_Given data:_
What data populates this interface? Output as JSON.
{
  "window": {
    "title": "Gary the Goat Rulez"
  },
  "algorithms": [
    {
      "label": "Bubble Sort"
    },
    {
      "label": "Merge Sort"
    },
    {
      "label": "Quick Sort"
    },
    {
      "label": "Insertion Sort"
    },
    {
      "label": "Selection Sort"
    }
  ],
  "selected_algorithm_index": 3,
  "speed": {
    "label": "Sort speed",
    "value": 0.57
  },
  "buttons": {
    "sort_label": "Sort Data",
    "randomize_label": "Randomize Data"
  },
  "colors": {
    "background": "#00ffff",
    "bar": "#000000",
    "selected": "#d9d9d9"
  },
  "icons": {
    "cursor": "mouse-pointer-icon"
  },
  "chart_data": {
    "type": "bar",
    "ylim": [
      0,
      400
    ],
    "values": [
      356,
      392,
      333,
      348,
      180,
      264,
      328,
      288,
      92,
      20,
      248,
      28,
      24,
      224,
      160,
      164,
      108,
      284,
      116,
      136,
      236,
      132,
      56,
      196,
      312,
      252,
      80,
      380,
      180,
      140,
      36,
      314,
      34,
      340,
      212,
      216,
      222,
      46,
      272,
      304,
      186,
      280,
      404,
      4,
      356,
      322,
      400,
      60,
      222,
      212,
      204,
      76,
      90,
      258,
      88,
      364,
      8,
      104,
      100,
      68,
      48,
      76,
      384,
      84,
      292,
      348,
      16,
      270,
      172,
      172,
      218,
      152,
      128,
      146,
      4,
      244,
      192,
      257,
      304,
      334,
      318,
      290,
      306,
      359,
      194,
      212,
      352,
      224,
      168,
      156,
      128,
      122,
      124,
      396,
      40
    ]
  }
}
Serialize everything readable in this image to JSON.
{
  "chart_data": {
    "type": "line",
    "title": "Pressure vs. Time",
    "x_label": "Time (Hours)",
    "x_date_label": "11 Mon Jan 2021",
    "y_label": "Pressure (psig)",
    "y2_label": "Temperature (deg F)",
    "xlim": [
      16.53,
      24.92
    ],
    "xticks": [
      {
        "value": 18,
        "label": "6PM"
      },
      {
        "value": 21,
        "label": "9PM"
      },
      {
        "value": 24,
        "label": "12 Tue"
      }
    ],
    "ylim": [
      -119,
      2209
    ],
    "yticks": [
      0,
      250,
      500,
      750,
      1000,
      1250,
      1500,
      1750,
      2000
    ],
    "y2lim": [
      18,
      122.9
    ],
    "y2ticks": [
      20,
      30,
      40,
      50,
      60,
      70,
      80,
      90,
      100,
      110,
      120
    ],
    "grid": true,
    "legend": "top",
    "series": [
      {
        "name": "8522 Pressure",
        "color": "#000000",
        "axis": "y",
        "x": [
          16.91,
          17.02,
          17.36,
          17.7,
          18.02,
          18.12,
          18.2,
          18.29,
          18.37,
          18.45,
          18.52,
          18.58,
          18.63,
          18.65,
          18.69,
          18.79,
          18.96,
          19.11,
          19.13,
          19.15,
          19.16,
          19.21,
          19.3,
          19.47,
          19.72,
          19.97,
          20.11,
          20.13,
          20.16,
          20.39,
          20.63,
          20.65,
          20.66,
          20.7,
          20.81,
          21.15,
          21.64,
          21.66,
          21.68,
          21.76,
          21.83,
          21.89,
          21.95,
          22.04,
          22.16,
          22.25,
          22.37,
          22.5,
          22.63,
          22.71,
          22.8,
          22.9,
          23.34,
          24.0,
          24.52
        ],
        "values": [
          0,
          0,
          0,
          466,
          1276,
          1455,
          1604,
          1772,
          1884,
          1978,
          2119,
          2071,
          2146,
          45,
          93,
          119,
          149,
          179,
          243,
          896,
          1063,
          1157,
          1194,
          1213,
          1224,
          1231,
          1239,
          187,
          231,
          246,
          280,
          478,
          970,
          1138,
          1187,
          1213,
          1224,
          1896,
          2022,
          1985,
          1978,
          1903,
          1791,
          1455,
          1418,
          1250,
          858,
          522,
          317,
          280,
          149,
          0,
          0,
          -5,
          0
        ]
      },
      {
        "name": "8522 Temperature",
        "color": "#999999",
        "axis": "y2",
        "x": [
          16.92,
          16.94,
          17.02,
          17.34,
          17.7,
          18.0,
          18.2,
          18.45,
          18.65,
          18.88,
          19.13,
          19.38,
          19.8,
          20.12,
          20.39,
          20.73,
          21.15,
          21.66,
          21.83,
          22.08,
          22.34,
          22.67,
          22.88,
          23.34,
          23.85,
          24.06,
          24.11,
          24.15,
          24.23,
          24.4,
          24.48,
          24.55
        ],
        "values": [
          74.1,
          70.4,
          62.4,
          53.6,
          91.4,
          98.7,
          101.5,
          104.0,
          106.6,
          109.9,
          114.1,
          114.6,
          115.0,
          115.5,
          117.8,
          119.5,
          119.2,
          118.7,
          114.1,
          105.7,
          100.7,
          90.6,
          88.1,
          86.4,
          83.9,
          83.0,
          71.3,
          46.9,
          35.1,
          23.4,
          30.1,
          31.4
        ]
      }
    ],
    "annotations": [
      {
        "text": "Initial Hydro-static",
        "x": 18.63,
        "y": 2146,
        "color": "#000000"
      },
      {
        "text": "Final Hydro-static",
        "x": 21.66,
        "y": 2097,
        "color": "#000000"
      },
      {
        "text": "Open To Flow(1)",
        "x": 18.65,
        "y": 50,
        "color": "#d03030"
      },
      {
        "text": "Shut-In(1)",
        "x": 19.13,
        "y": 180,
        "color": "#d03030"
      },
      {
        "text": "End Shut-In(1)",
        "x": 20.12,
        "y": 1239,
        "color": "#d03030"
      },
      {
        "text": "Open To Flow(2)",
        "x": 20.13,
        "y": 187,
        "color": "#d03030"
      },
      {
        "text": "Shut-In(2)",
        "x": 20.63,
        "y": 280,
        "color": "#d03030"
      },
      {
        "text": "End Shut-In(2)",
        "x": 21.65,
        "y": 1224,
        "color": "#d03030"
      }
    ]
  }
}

_Your goal:_
Copy the material above verbatim.

_Solved problem:_
What data populates this interface? Output as JSON.
{
  "window": {
    "title": "Gary the Goat Rulez"
  },
  "algorithms": [
    {
      "label": "Bubble Sort"
    },
    {
      "label": "Merge Sort"
    },
    {
      "label": "Quick Sort"
    },
    {
      "label": "Insertion Sort"
    },
    {
      "label": "Selection Sort"
    }
  ],
  "selected_algorithm_index": 3,
  "speed": {
    "label": "Sort speed",
    "value": 0.57
  },
  "buttons": {
    "sort_label": "Sort Data",
    "randomize_label": "Randomize Data"
  },
  "colors": {
    "background": "#00ffff",
    "bar": "#000000",
    "selected": "#d9d9d9"
  },
  "icons": {
    "cursor": "mouse-pointer-icon"
  },
  "chart_data": {
    "type": "bar",
    "ylim": [
      0,
      400
    ],
    "values": [
      356,
      392,
      333,
      348,
      180,
      264,
      328,
      288,
      92,
      20,
      248,
      28,
      24,
      224,
      160,
      164,
      108,
      284,
      116,
      136,
      236,
      132,
      56,
      196,
      312,
      252,
      80,
      380,
      180,
      140,
      36,
      314,
      34,
      340,
      212,
      216,
      222,
      46,
      272,
      304,
      186,
      280,
      404,
      4,
      356,
      322,
      400,
      60,
      222,
      212,
      204,
      76,
      90,
      258,
      88,
      364,
      8,
      104,
      100,
      68,
      48,
      76,
      384,
      84,
      292,
      348,
      16,
      270,
      172,
      172,
      218,
      152,
      128,
      146,
      4,
      244,
      192,
      257,
      304,
      334,
      318,
      290,
      306,
      359,
      194,
      212,
      352,
      224,
      168,
      156,
      128,
      122,
      124,
      396,
      40
    ]
  }
}
Serialize everything readable in this image to JSON.
{
  "chart_data": {
    "type": "line",
    "title": "Pressure vs. Time",
    "x_label": "Time (Hours)",
    "x_date_label": "11 Mon Jan 2021",
    "y_label": "Pressure (psig)",
    "y2_label": "Temperature (deg F)",
    "xlim": [
      16.53,
      24.92
    ],
    "xticks": [
      {
        "value": 18,
        "label": "6PM"
      },
      {
        "value": 21,
        "label": "9PM"
      },
      {
        "value": 24,
        "label": "12 Tue"
      }
    ],
    "ylim": [
      -119,
      2209
    ],
    "yticks": [
      0,
      250,
      500,
      750,
      1000,
      1250,
      1500,
      1750,
      2000
    ],
    "y2lim": [
      18,
      122.9
    ],
    "y2ticks": [
      20,
      30,
      40,
      50,
      60,
      70,
      80,
      90,
      100,
      110,
      120
    ],
    "grid": true,
    "legend": "top",
    "series": [
      {
        "name": "8522 Pressure",
        "color": "#000000",
        "axis": "y",
        "x": [
          16.91,
          17.02,
          17.36,
          17.7,
          18.02,
          18.12,
          18.2,
          18.29,
          18.37,
          18.45,
          18.52,
          18.58,
          18.63,
          18.65,
          18.69,
          18.79,
          18.96,
          19.11,
          19.13,
          19.15,
          19.16,
          19.21,
          19.3,
          19.47,
          19.72,
          19.97,
          20.11,
          20.13,
          20.16,
          20.39,
          20.63,
          20.65,
          20.66,
          20.7,
          20.81,
          21.15,
          21.64,
          21.66,
          21.68,
          21.76,
          21.83,
          21.89,
          21.95,
          22.04,
          22.16,
          22.25,
          22.37,
          22.5,
          22.63,
          22.71,
          22.8,
          22.9,
          23.34,
          24.0,
          24.52
        ],
        "values": [
          0,
          0,
          0,
          466,
          1276,
          1455,
          1604,
          1772,
          1884,
          1978,
          2119,
          2071,
          2146,
          45,
          93,
          119,
          149,
          179,
          243,
          896,
          1063,
          1157,
          1194,
          1213,
          1224,
          1231,
          1239,
          187,
          231,
          246,
          280,
          478,
          970,
          1138,
          1187,
          1213,
          1224,
          1896,
          2022,
          1985,
          1978,
          1903,
          1791,
          1455,
          1418,
          1250,
          858,
          522,
          317,
          280,
          149,
          0,
          0,
          -5,
          0
        ]
      },
      {
        "name": "8522 Temperature",
        "color": "#999999",
        "axis": "y2",
        "x": [
          16.92,
          16.94,
          17.02,
          17.34,
          17.7,
          18.0,
          18.2,
          18.45,
          18.65,
          18.88,
          19.13,
          19.38,
          19.8,
          20.12,
          20.39,
          20.73,
          21.15,
          21.66,
          21.83,
          22.08,
          22.34,
          22.67,
          22.88,
          23.34,
          23.85,
          24.06,
          24.11,
          24.15,
          24.23,
          24.4,
          24.48,
          24.55
        ],
        "values": [
          74.1,
          70.4,
          62.4,
          53.6,
          91.4,
          98.7,
          101.5,
          104.0,
          106.6,
          109.9,
          114.1,
          114.6,
          115.0,
          115.5,
          117.8,
          119.5,
          119.2,
          118.7,
          114.1,
          105.7,
          100.7,
          90.6,
          88.1,
          86.4,
          83.9,
          83.0,
          71.3,
          46.9,
          35.1,
          23.4,
          30.1,
          31.4
        ]
      }
    ],
    "annotations": [
      {
        "text": "Initial Hydro-static",
        "x": 18.63,
        "y": 2146,
        "color": "#000000"
      },
      {
        "text": "Final Hydro-static",
        "x": 21.66,
        "y": 2097,
        "color": "#000000"
      },
      {
        "text": "Open To Flow(1)",
        "x": 18.65,
        "y": 50,
        "color": "#d03030"
      },
      {
        "text": "Shut-In(1)",
        "x": 19.13,
        "y": 180,
        "color": "#d03030"
      },
      {
        "text": "End Shut-In(1)",
        "x": 20.12,
        "y": 1239,
        "color": "#d03030"
      },
      {
        "text": "Open To Flow(2)",
        "x": 20.13,
        "y": 187,
        "color": "#d03030"
      },
      {
        "text": "Shut-In(2)",
        "x": 20.63,
        "y": 280,
        "color": "#d03030"
      },
      {
        "text": "End Shut-In(2)",
        "x": 21.65,
        "y": 1224,
        "color": "#d03030"
      }
    ]
  }
}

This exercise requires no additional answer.